→ **Task statement**
Lines containing the word "debt" are to be located and copied.

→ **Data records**
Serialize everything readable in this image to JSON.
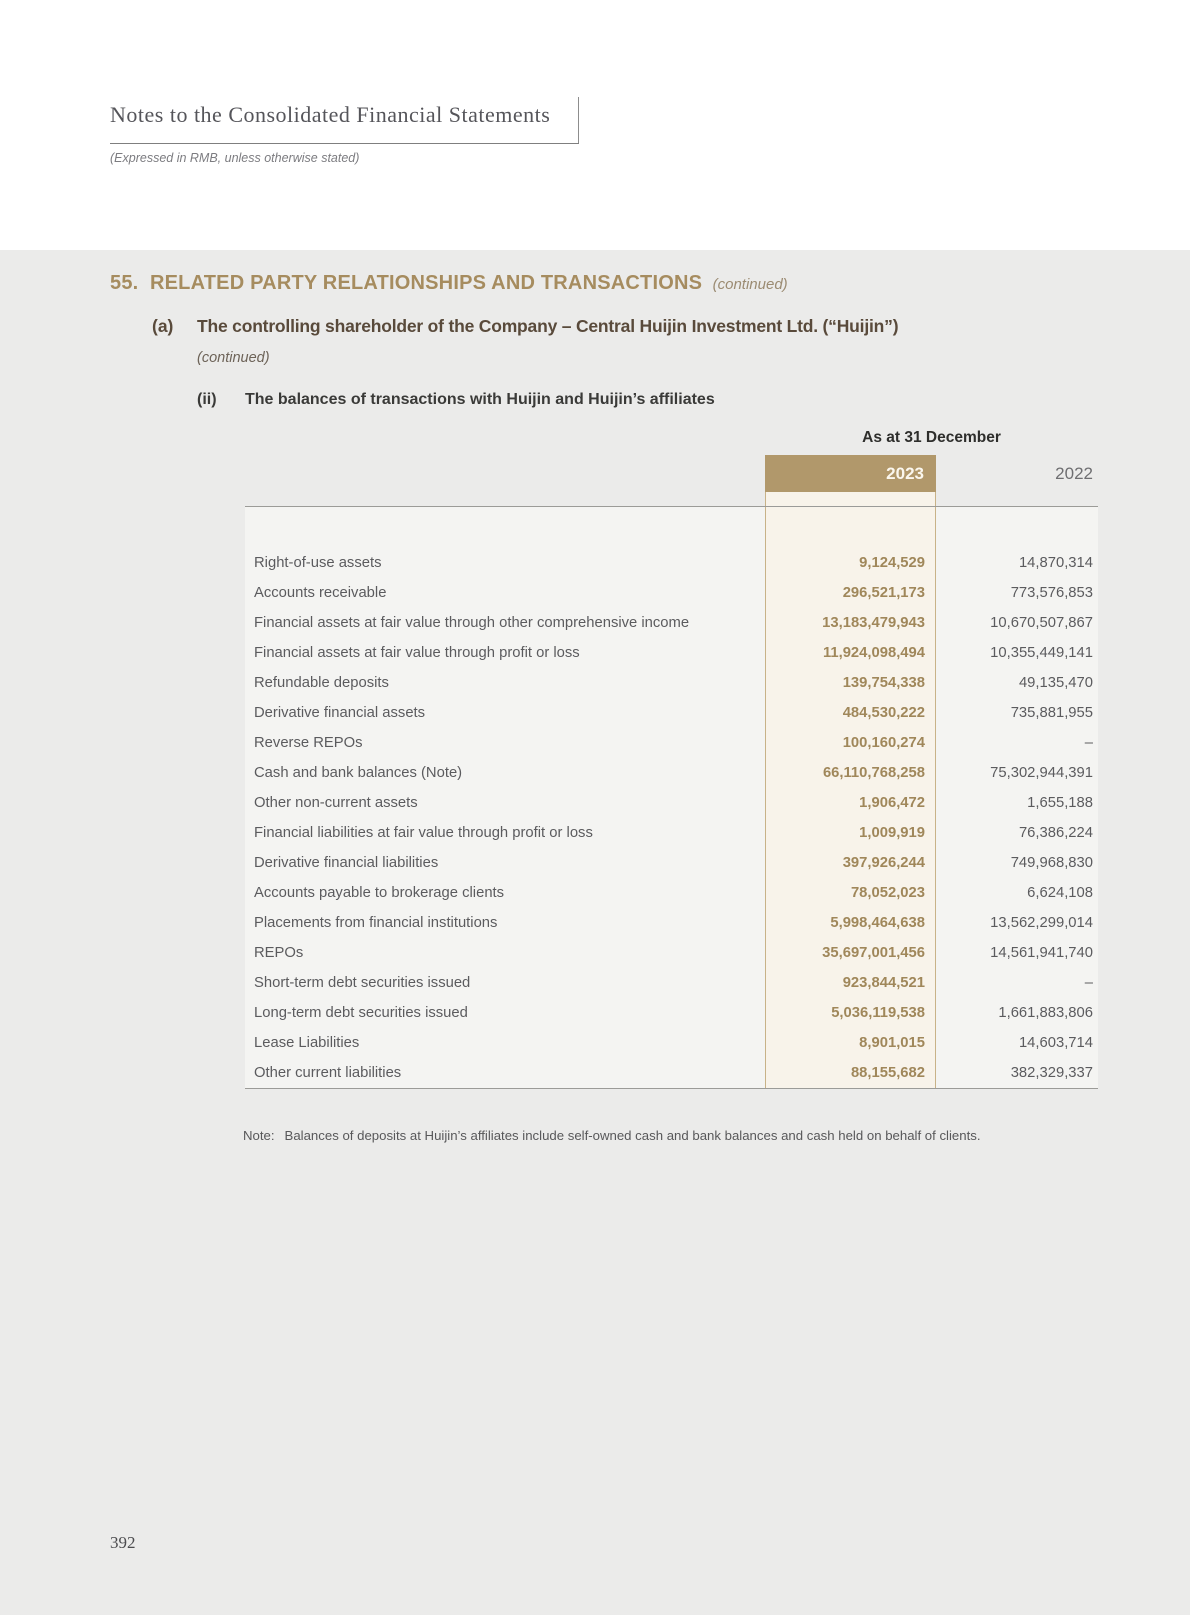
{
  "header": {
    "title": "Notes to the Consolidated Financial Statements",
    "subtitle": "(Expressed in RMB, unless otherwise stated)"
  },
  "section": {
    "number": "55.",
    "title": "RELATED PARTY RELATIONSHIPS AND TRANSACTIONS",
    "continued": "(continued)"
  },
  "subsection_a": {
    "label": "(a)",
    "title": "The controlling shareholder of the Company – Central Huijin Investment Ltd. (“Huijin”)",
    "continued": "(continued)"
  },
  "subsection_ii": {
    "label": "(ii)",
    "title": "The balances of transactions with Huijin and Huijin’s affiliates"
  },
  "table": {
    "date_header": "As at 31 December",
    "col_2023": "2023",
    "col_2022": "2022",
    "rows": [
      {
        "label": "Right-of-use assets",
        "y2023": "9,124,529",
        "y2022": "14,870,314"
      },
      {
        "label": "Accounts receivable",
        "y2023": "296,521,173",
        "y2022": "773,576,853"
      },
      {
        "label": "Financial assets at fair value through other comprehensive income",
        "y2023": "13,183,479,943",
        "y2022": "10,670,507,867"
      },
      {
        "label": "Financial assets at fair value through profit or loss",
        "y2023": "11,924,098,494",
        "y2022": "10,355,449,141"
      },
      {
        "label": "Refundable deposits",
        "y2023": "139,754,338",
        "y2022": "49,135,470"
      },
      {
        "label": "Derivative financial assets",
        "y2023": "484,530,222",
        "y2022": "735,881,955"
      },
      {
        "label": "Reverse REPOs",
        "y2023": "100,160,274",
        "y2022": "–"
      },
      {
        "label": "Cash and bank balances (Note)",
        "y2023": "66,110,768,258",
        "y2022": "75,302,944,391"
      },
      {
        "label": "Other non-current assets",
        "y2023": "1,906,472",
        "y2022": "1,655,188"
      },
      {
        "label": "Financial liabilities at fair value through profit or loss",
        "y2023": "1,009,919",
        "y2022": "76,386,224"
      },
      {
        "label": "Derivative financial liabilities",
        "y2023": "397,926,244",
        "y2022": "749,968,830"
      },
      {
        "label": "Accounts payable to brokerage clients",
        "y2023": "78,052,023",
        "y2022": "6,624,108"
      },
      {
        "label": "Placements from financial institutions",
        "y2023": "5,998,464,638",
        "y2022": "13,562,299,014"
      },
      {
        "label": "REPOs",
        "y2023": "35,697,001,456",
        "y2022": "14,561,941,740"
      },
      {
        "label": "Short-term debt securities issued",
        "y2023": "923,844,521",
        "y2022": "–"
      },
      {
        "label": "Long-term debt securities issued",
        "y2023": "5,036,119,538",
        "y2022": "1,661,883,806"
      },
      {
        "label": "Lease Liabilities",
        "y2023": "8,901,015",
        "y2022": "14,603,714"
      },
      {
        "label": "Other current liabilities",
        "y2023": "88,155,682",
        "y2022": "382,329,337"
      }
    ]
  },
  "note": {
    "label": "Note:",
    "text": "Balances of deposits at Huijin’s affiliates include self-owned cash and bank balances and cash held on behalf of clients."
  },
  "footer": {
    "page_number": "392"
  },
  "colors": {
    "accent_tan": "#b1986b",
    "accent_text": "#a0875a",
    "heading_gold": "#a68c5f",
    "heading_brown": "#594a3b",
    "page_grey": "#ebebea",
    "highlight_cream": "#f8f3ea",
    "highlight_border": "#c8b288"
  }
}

---

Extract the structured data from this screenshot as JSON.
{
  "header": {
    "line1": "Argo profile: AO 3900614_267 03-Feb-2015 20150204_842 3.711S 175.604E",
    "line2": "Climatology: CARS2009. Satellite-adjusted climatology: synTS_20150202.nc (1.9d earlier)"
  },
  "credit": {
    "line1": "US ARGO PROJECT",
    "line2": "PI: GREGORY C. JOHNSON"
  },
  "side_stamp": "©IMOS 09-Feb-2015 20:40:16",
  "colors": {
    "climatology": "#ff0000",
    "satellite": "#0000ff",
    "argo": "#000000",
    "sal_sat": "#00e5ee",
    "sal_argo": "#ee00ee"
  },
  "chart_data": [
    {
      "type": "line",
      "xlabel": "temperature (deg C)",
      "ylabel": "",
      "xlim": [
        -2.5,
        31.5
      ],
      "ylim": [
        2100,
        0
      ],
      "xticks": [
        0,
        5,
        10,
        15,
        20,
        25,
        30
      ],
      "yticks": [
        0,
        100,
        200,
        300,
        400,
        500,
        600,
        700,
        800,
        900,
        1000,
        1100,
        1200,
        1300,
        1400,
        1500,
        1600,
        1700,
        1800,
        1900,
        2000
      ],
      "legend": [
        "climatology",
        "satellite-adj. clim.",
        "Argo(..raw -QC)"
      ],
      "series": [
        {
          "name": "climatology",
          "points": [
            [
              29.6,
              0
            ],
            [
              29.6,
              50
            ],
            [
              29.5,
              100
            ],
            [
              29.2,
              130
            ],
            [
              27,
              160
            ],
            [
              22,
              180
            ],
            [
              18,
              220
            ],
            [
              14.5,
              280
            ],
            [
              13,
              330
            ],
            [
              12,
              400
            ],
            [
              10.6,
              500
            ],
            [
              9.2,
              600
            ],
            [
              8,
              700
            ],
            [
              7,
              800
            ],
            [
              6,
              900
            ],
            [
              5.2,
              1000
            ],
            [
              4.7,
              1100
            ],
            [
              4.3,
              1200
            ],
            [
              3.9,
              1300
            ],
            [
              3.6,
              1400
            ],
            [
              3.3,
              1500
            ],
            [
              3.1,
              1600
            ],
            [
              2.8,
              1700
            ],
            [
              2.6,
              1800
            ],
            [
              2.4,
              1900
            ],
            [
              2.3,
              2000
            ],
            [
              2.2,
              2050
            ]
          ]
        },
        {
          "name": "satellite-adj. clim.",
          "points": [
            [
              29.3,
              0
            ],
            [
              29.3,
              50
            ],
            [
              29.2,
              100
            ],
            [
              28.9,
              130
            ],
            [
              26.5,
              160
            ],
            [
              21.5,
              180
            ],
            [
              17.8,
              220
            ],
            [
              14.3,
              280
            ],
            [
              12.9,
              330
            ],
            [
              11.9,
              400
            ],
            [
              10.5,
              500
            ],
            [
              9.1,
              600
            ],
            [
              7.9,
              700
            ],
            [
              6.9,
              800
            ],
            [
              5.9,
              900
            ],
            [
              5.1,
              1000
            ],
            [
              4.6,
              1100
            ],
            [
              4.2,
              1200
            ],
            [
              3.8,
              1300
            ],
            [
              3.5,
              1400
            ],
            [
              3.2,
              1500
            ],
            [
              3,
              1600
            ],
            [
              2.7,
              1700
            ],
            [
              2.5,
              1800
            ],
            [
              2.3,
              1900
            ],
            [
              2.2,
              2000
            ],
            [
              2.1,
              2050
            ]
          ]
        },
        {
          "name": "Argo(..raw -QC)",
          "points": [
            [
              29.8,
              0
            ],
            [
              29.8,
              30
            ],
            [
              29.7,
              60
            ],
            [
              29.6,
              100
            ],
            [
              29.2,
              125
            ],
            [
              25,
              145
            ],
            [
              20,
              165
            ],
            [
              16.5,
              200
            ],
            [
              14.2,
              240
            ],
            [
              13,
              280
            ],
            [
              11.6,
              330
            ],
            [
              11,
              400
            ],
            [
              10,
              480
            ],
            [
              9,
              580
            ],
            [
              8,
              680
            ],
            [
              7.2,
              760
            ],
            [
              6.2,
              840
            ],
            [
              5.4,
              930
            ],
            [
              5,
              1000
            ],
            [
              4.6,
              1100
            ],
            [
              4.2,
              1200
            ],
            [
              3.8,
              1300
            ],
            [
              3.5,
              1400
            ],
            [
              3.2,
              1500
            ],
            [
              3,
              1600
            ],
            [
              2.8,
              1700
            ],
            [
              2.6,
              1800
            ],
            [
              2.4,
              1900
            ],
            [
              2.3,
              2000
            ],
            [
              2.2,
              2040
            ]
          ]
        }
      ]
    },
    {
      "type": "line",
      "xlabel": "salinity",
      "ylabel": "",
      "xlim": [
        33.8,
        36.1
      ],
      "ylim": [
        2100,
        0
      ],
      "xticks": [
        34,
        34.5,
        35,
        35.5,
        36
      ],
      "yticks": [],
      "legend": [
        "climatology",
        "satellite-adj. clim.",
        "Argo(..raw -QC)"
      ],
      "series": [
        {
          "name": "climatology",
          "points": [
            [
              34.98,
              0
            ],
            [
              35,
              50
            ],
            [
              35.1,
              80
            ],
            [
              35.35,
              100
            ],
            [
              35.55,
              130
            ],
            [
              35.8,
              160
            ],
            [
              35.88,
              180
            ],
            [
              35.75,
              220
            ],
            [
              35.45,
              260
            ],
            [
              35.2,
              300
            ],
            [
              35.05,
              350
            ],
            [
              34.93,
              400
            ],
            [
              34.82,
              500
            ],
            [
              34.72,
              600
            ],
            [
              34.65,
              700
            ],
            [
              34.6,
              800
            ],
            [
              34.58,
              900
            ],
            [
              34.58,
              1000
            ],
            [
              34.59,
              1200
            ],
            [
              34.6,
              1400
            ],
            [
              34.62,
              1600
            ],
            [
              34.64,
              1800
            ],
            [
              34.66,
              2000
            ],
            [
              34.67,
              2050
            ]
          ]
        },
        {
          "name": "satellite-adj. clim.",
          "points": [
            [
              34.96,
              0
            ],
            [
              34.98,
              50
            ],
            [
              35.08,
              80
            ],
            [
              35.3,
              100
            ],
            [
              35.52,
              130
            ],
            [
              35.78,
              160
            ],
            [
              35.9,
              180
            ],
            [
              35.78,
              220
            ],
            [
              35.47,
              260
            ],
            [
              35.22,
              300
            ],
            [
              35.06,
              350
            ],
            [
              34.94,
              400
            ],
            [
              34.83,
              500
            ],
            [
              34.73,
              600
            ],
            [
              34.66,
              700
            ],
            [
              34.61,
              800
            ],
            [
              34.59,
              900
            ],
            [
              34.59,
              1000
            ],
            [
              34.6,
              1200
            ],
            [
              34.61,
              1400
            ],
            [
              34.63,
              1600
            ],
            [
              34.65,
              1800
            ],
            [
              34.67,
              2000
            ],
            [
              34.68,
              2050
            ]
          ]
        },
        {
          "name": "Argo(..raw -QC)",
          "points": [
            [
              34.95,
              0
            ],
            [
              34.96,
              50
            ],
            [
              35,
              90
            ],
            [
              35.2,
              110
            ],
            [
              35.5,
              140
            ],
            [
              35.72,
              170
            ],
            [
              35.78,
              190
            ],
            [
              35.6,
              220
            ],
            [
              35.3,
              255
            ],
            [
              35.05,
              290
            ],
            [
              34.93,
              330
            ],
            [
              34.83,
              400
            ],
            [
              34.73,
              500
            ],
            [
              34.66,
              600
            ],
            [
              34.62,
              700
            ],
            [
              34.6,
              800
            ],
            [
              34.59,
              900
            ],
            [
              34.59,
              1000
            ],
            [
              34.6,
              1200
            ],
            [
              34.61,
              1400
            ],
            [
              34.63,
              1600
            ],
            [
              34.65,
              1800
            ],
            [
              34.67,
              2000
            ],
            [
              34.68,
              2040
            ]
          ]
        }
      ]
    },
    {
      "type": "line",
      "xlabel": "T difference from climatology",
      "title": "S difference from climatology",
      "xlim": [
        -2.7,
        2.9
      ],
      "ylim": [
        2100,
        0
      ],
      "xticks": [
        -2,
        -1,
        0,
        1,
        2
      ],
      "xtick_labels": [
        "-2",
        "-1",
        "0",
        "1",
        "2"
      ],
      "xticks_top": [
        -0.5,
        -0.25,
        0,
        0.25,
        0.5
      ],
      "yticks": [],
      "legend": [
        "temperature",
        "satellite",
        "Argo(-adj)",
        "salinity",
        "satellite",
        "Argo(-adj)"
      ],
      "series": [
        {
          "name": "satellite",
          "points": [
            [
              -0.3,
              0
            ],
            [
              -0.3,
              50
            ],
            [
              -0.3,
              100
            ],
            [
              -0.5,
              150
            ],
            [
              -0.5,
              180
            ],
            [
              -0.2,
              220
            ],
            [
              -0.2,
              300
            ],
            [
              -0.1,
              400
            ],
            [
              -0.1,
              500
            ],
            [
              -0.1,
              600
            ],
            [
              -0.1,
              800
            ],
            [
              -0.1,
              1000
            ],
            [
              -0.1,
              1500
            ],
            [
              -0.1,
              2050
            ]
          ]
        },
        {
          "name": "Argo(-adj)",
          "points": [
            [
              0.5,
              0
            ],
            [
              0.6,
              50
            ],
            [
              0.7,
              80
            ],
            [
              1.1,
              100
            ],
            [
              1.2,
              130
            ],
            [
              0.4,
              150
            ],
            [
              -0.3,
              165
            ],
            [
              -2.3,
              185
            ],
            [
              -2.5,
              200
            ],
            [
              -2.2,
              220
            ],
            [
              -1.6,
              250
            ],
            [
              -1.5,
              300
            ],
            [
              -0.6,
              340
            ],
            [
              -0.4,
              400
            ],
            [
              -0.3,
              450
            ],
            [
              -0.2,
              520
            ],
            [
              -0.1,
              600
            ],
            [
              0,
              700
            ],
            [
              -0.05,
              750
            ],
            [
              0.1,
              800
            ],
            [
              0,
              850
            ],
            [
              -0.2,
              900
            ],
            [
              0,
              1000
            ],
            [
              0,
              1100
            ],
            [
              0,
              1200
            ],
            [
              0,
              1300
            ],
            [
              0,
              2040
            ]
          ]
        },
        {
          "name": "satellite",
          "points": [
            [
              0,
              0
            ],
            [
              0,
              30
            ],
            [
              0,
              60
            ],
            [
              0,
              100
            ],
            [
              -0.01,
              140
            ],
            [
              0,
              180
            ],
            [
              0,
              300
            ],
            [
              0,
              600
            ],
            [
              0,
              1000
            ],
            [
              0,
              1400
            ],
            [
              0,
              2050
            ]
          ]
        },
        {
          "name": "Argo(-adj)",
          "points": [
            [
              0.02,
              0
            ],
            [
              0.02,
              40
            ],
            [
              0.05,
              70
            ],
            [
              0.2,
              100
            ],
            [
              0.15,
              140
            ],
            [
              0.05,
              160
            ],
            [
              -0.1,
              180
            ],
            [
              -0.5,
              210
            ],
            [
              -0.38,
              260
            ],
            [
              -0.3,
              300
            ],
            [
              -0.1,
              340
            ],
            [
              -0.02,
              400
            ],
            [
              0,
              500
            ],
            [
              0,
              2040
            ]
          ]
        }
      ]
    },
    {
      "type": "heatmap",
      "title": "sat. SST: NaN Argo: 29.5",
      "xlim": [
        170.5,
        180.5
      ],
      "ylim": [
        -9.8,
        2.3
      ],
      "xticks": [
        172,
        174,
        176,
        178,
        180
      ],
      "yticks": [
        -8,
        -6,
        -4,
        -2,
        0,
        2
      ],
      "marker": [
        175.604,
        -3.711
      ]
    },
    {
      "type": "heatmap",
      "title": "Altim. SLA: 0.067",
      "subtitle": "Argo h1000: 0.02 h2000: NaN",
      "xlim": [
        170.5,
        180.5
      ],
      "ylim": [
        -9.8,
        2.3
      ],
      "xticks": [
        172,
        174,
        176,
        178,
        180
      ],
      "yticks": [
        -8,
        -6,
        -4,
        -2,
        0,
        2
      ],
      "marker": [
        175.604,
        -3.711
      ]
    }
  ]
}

→ **Exercise solution**
        "label": "Short-term debt securities issued",
        "label": "Long-term debt securities issued",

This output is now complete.